▶ **INFORMATION SUPPLIED**:

** START **

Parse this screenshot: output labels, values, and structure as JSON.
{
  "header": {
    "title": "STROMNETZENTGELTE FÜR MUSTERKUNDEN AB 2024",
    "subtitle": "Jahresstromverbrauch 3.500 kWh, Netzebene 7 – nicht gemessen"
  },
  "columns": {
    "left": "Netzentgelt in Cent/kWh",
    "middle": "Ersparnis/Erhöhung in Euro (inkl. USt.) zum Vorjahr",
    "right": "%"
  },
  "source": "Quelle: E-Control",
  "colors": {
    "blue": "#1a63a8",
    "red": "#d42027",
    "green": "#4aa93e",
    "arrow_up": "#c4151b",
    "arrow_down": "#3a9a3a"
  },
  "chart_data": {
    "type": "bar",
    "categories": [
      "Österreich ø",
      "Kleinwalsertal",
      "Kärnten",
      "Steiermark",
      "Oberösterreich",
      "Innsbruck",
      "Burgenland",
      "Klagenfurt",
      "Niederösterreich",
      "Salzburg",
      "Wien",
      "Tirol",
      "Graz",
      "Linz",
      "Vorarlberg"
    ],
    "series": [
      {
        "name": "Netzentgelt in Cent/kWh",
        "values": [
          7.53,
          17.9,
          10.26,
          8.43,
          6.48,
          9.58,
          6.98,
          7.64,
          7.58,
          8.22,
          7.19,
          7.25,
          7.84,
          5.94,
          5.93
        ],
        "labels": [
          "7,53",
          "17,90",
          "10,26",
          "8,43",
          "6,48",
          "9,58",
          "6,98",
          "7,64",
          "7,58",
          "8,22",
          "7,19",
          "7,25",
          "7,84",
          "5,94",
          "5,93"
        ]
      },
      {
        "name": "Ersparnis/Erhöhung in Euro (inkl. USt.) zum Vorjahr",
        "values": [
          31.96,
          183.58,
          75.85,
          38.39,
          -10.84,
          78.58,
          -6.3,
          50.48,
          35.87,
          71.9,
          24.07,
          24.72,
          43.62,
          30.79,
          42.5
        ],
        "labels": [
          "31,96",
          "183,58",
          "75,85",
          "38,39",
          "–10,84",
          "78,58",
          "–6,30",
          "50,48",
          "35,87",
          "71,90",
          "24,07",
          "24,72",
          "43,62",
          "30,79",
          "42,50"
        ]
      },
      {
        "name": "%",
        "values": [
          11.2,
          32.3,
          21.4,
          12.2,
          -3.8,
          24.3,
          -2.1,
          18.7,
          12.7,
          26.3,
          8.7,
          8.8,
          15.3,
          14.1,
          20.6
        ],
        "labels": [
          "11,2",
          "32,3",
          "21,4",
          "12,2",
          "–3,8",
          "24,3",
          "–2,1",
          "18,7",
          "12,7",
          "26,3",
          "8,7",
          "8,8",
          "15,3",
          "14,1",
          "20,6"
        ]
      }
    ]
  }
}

** END **

▶ **SHORT TASK**: Locate all lines in the listing above with the word "inkl" and copy them.

▶ **PROBLEM SOLUTION**:
    "middle": "Ersparnis/Erhöhung in Euro (inkl. USt.) zum Vorjahr",
        "name": "Ersparnis/Erhöhung in Euro (inkl. USt.) zum Vorjahr",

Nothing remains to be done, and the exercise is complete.